- CHALLENGE
Your task is to extract every entry that follows word for word while excluding the pictures.
====== INFORMATION SHOWN ======
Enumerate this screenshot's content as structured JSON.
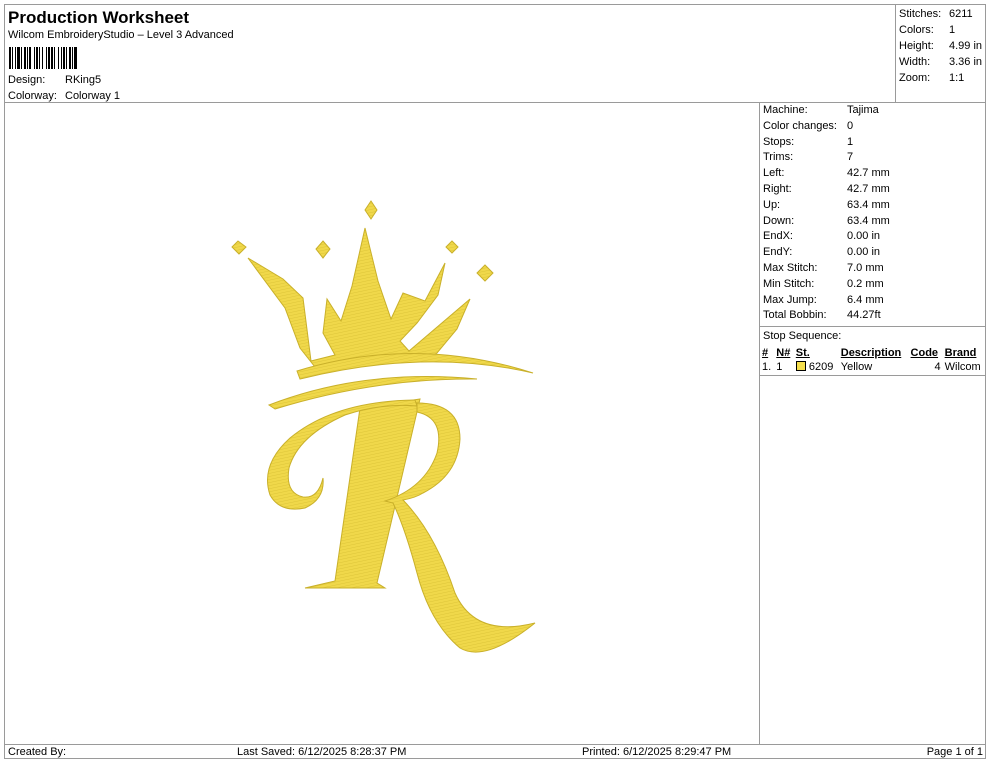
{
  "header": {
    "title": "Production Worksheet",
    "subtitle": "Wilcom EmbroideryStudio – Level 3 Advanced",
    "design_label": "Design:",
    "design_value": "RKing5",
    "colorway_label": "Colorway:",
    "colorway_value": "Colorway 1"
  },
  "summary": [
    {
      "label": "Stitches:",
      "value": "6211"
    },
    {
      "label": "Colors:",
      "value": "1"
    },
    {
      "label": "Height:",
      "value": "4.99 in"
    },
    {
      "label": "Width:",
      "value": "3.36 in"
    },
    {
      "label": "Zoom:",
      "value": "1:1"
    }
  ],
  "machine_info": [
    {
      "label": "Machine:",
      "value": "Tajima"
    },
    {
      "label": "Color changes:",
      "value": "0"
    },
    {
      "label": "Stops:",
      "value": "1"
    },
    {
      "label": "Trims:",
      "value": "7"
    },
    {
      "label": "Left:",
      "value": "42.7 mm"
    },
    {
      "label": "Right:",
      "value": "42.7 mm"
    },
    {
      "label": "Up:",
      "value": "63.4 mm"
    },
    {
      "label": "Down:",
      "value": "63.4 mm"
    },
    {
      "label": "EndX:",
      "value": "0.00 in"
    },
    {
      "label": "EndY:",
      "value": "0.00 in"
    },
    {
      "label": "Max Stitch:",
      "value": "7.0 mm"
    },
    {
      "label": "Min Stitch:",
      "value": "0.2 mm"
    },
    {
      "label": "Max Jump:",
      "value": "6.4 mm"
    },
    {
      "label": "Total Bobbin:",
      "value": "44.27ft"
    }
  ],
  "stop_sequence": {
    "title": "Stop Sequence:",
    "columns": [
      "#",
      "N#",
      "St.",
      "Description",
      "Code",
      "Brand"
    ],
    "rows": [
      {
        "num": "1.",
        "n": "1",
        "swatch_color": "#f5df4d",
        "st": "6209",
        "description": "Yellow",
        "code": "4",
        "brand": "Wilcom"
      }
    ]
  },
  "footer": {
    "created_by": "Created By:",
    "last_saved": "Last Saved: 6/12/2025 8:28:37 PM",
    "printed": "Printed: 6/12/2025 8:29:47 PM",
    "page": "Page 1 of 1"
  },
  "colors": {
    "thread": "#f0d84a",
    "thread_shadow": "#c9b02a",
    "border": "#9a9a9a"
  },
  "design_icon": "crowned-letter-r-embroidery"
}
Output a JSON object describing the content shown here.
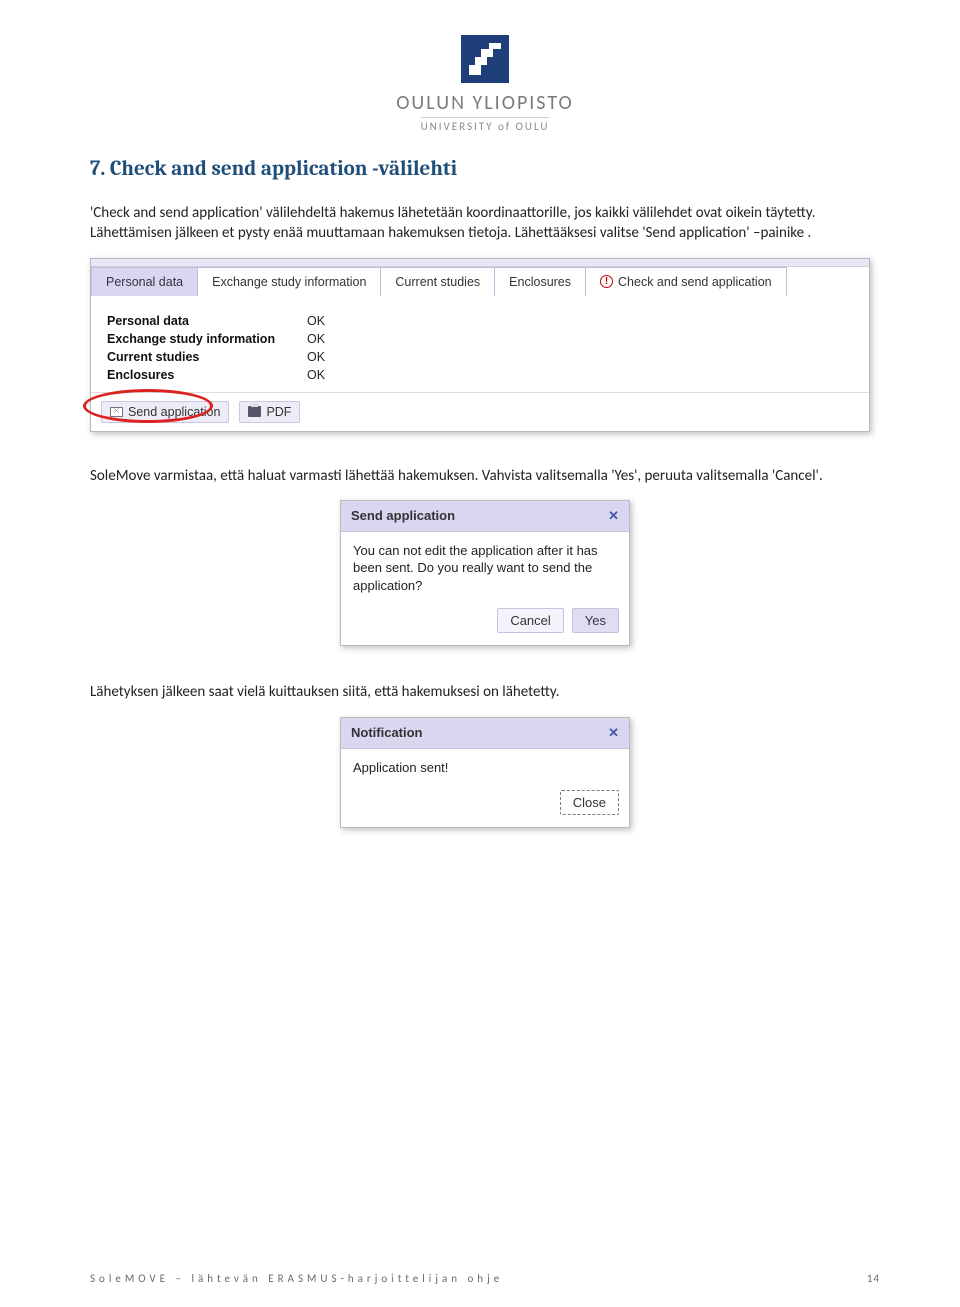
{
  "logo": {
    "line1": "OULUN YLIOPISTO",
    "line2": "UNIVERSITY of OULU"
  },
  "heading": "7. Check and send application -välilehti",
  "para1": "'Check and send application' välilehdeltä hakemus lähetetään koordinaattorille, jos kaikki välilehdet ovat oikein täytetty. Lähettämisen jälkeen et pysty enää muuttamaan hakemuksen tietoja. Lähettääksesi valitse 'Send application' –painike .",
  "shot1": {
    "tabs": [
      "Personal data",
      "Exchange study information",
      "Current studies",
      "Enclosures",
      "Check and send application"
    ],
    "checklist": [
      {
        "label": "Personal data",
        "value": "OK"
      },
      {
        "label": "Exchange study information",
        "value": "OK"
      },
      {
        "label": "Current studies",
        "value": "OK"
      },
      {
        "label": "Enclosures",
        "value": "OK"
      }
    ],
    "actions": {
      "send": "Send application",
      "pdf": "PDF"
    }
  },
  "para2": "SoleMove varmistaa, että haluat varmasti lähettää hakemuksen. Vahvista valitsemalla 'Yes', peruuta valitsemalla 'Cancel'.",
  "dialog1": {
    "title": "Send application",
    "body": "You can not edit the application after it has been sent. Do you really want to send the application?",
    "cancel": "Cancel",
    "yes": "Yes"
  },
  "para3": "Lähetyksen jälkeen saat vielä kuittauksen siitä, että hakemuksesi on lähetetty.",
  "dialog2": {
    "title": "Notification",
    "body": "Application sent!",
    "close": "Close"
  },
  "footer": {
    "text": "SoleMOVE – lähtevän ERASMUS-harjoittelijan ohje",
    "page": "14"
  }
}
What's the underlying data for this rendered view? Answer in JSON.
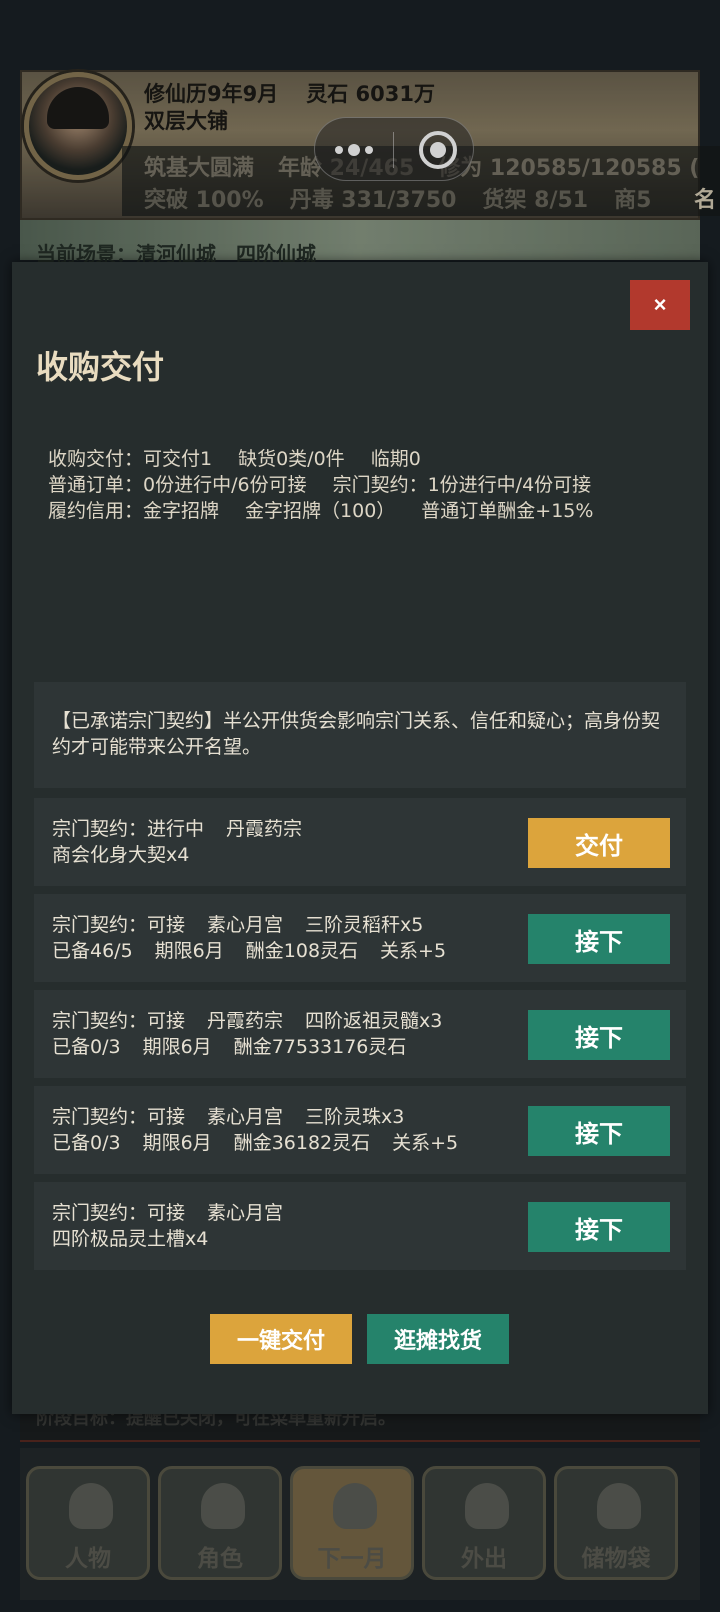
{
  "hud": {
    "calendar": "修仙历9年9月",
    "spirit_stones": "灵石 6031万",
    "shop_name": "双层大铺",
    "realm": "筑基大圆满",
    "age": "年龄 24/465",
    "cultivation": "修为 120585/120585 (",
    "breakthrough": "突破 100%",
    "pill_poison": "丹毒 331/3750",
    "shelves": "货架 8/51",
    "merchant": "商5",
    "fame_cut": "名",
    "scene": "当前场景：清河仙城　四阶仙城",
    "stage_goal": "阶段目标：提醒已关闭，可在菜单重新开启。"
  },
  "nav": [
    {
      "label": "人物"
    },
    {
      "label": "角色"
    },
    {
      "label": "下一月"
    },
    {
      "label": "外出"
    },
    {
      "label": "储物袋"
    }
  ],
  "modal": {
    "title": "收购交付",
    "close_label": "×",
    "summary": {
      "line1": [
        "收购交付：可交付1",
        "缺货0类/0件",
        "临期0"
      ],
      "line2": [
        "普通订单：0份进行中/6份可接",
        "宗门契约：1份进行中/4份可接"
      ],
      "line3": [
        "履约信用：金字招牌",
        "金字招牌（100）",
        "普通订单酬金+15%"
      ]
    },
    "notice": "【已承诺宗门契约】半公开供货会影响宗门关系、信任和疑心；高身份契约才可能带来公开名望。",
    "rows": [
      {
        "line1": [
          "宗门契约：进行中",
          "丹霞药宗"
        ],
        "line2": [
          "商会化身大契x4"
        ],
        "button": "交付"
      },
      {
        "line1": [
          "宗门契约：可接",
          "素心月宫",
          "三阶灵稻秆x5"
        ],
        "line2": [
          "已备46/5",
          "期限6月",
          "酬金108灵石",
          "关系+5"
        ],
        "button": "接下"
      },
      {
        "line1": [
          "宗门契约：可接",
          "丹霞药宗",
          "四阶返祖灵髓x3"
        ],
        "line2": [
          "已备0/3",
          "期限6月",
          "酬金77533176灵石"
        ],
        "button": "接下"
      },
      {
        "line1": [
          "宗门契约：可接",
          "素心月宫",
          "三阶灵珠x3"
        ],
        "line2": [
          "已备0/3",
          "期限6月",
          "酬金36182灵石",
          "关系+5"
        ],
        "button": "接下"
      },
      {
        "line1": [
          "宗门契约：可接",
          "素心月宫"
        ],
        "line2": [
          "四阶极品灵土槽x4"
        ],
        "button": "接下"
      }
    ],
    "deliver_all": "一键交付",
    "browse_stalls": "逛摊找货"
  },
  "colors": {
    "gold_button": "#dca43c",
    "green_button": "#25836b",
    "close_button": "#b2392d",
    "panel_bg": "#262d2d"
  }
}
======
- CORRECT OUTPUT
Enumerate this screenshot's content as structured JSON.
{
  "header": {
    "title": "Production Worksheet",
    "subtitle": "Wilcom EmbroideryStudio – Level 3 Advanced",
    "design_label": "Design:",
    "design_value": "RKing5",
    "colorway_label": "Colorway:",
    "colorway_value": "Colorway 1"
  },
  "summary": [
    {
      "label": "Stitches:",
      "value": "6211"
    },
    {
      "label": "Colors:",
      "value": "1"
    },
    {
      "label": "Height:",
      "value": "4.99 in"
    },
    {
      "label": "Width:",
      "value": "3.36 in"
    },
    {
      "label": "Zoom:",
      "value": "1:1"
    }
  ],
  "machine_info": [
    {
      "label": "Machine:",
      "value": "Tajima"
    },
    {
      "label": "Color changes:",
      "value": "0"
    },
    {
      "label": "Stops:",
      "value": "1"
    },
    {
      "label": "Trims:",
      "value": "7"
    },
    {
      "label": "Left:",
      "value": "42.7 mm"
    },
    {
      "label": "Right:",
      "value": "42.7 mm"
    },
    {
      "label": "Up:",
      "value": "63.4 mm"
    },
    {
      "label": "Down:",
      "value": "63.4 mm"
    },
    {
      "label": "EndX:",
      "value": "0.00 in"
    },
    {
      "label": "EndY:",
      "value": "0.00 in"
    },
    {
      "label": "Max Stitch:",
      "value": "7.0 mm"
    },
    {
      "label": "Min Stitch:",
      "value": "0.2 mm"
    },
    {
      "label": "Max Jump:",
      "value": "6.4 mm"
    },
    {
      "label": "Total Bobbin:",
      "value": "44.27ft"
    }
  ],
  "stop_sequence": {
    "title": "Stop Sequence:",
    "columns": [
      "#",
      "N#",
      "St.",
      "Description",
      "Code",
      "Brand"
    ],
    "rows": [
      {
        "num": "1.",
        "n": "1",
        "swatch_color": "#f5df4d",
        "st": "6209",
        "description": "Yellow",
        "code": "4",
        "brand": "Wilcom"
      }
    ]
  },
  "footer": {
    "created_by": "Created By:",
    "last_saved": "Last Saved: 6/12/2025 8:28:37 PM",
    "printed": "Printed: 6/12/2025 8:29:47 PM",
    "page": "Page 1 of 1"
  },
  "colors": {
    "thread": "#f0d84a",
    "thread_shadow": "#c9b02a",
    "border": "#9a9a9a"
  },
  "design_icon": "crowned-letter-r-embroidery"
}
Output a JSON object describing the content shown here.
{
  "logo": {
    "line1": "OULUN YLIOPISTO",
    "line2": "UNIVERSITY of OULU"
  },
  "heading": "7. Check and send application -välilehti",
  "para1": "'Check and send application' välilehdeltä hakemus lähetetään koordinaattorille, jos kaikki välilehdet ovat oikein täytetty. Lähettämisen jälkeen et pysty enää muuttamaan hakemuksen tietoja. Lähettääksesi valitse 'Send application' –painike .",
  "shot1": {
    "tabs": [
      "Personal data",
      "Exchange study information",
      "Current studies",
      "Enclosures",
      "Check and send application"
    ],
    "checklist": [
      {
        "label": "Personal data",
        "value": "OK"
      },
      {
        "label": "Exchange study information",
        "value": "OK"
      },
      {
        "label": "Current studies",
        "value": "OK"
      },
      {
        "label": "Enclosures",
        "value": "OK"
      }
    ],
    "actions": {
      "send": "Send application",
      "pdf": "PDF"
    }
  },
  "para2": "SoleMove varmistaa, että haluat varmasti lähettää hakemuksen. Vahvista valitsemalla 'Yes', peruuta valitsemalla 'Cancel'.",
  "dialog1": {
    "title": "Send application",
    "body": "You can not edit the application after it has been sent. Do you really want to send the application?",
    "cancel": "Cancel",
    "yes": "Yes"
  },
  "para3": "Lähetyksen jälkeen saat vielä kuittauksen siitä, että hakemuksesi on lähetetty.",
  "dialog2": {
    "title": "Notification",
    "body": "Application sent!",
    "close": "Close"
  },
  "footer": {
    "text": "SoleMOVE – lähtevän ERASMUS-harjoittelijan ohje",
    "page": "14"
  }
}
What's the underlying data for this rendered view? Answer in JSON.
{
  "hud": {
    "calendar": "修仙历9年9月",
    "spirit_stones": "灵石 6031万",
    "shop_name": "双层大铺",
    "realm": "筑基大圆满",
    "age": "年龄 24/465",
    "cultivation": "修为 120585/120585 (",
    "breakthrough": "突破 100%",
    "pill_poison": "丹毒 331/3750",
    "shelves": "货架 8/51",
    "merchant": "商5",
    "fame_cut": "名",
    "scene": "当前场景：清河仙城　四阶仙城",
    "stage_goal": "阶段目标：提醒已关闭，可在菜单重新开启。"
  },
  "nav": [
    {
      "label": "人物"
    },
    {
      "label": "角色"
    },
    {
      "label": "下一月"
    },
    {
      "label": "外出"
    },
    {
      "label": "储物袋"
    }
  ],
  "modal": {
    "title": "收购交付",
    "close_label": "×",
    "summary": {
      "line1": [
        "收购交付：可交付1",
        "缺货0类/0件",
        "临期0"
      ],
      "line2": [
        "普通订单：0份进行中/6份可接",
        "宗门契约：1份进行中/4份可接"
      ],
      "line3": [
        "履约信用：金字招牌",
        "金字招牌（100）",
        "普通订单酬金+15%"
      ]
    },
    "notice": "【已承诺宗门契约】半公开供货会影响宗门关系、信任和疑心；高身份契约才可能带来公开名望。",
    "rows": [
      {
        "line1": [
          "宗门契约：进行中",
          "丹霞药宗"
        ],
        "line2": [
          "商会化身大契x4"
        ],
        "button": "交付"
      },
      {
        "line1": [
          "宗门契约：可接",
          "素心月宫",
          "三阶灵稻秆x5"
        ],
        "line2": [
          "已备46/5",
          "期限6月",
          "酬金108灵石",
          "关系+5"
        ],
        "button": "接下"
      },
      {
        "line1": [
          "宗门契约：可接",
          "丹霞药宗",
          "四阶返祖灵髓x3"
        ],
        "line2": [
          "已备0/3",
          "期限6月",
          "酬金77533176灵石"
        ],
        "button": "接下"
      },
      {
        "line1": [
          "宗门契约：可接",
          "素心月宫",
          "三阶灵珠x3"
        ],
        "line2": [
          "已备0/3",
          "期限6月",
          "酬金36182灵石",
          "关系+5"
        ],
        "button": "接下"
      },
      {
        "line1": [
          "宗门契约：可接",
          "素心月宫"
        ],
        "line2": [
          "四阶极品灵土槽x4"
        ],
        "button": "接下"
      }
    ],
    "deliver_all": "一键交付",
    "browse_stalls": "逛摊找货"
  },
  "colors": {
    "gold_button": "#dca43c",
    "green_button": "#25836b",
    "close_button": "#b2392d",
    "panel_bg": "#262d2d"
  }
}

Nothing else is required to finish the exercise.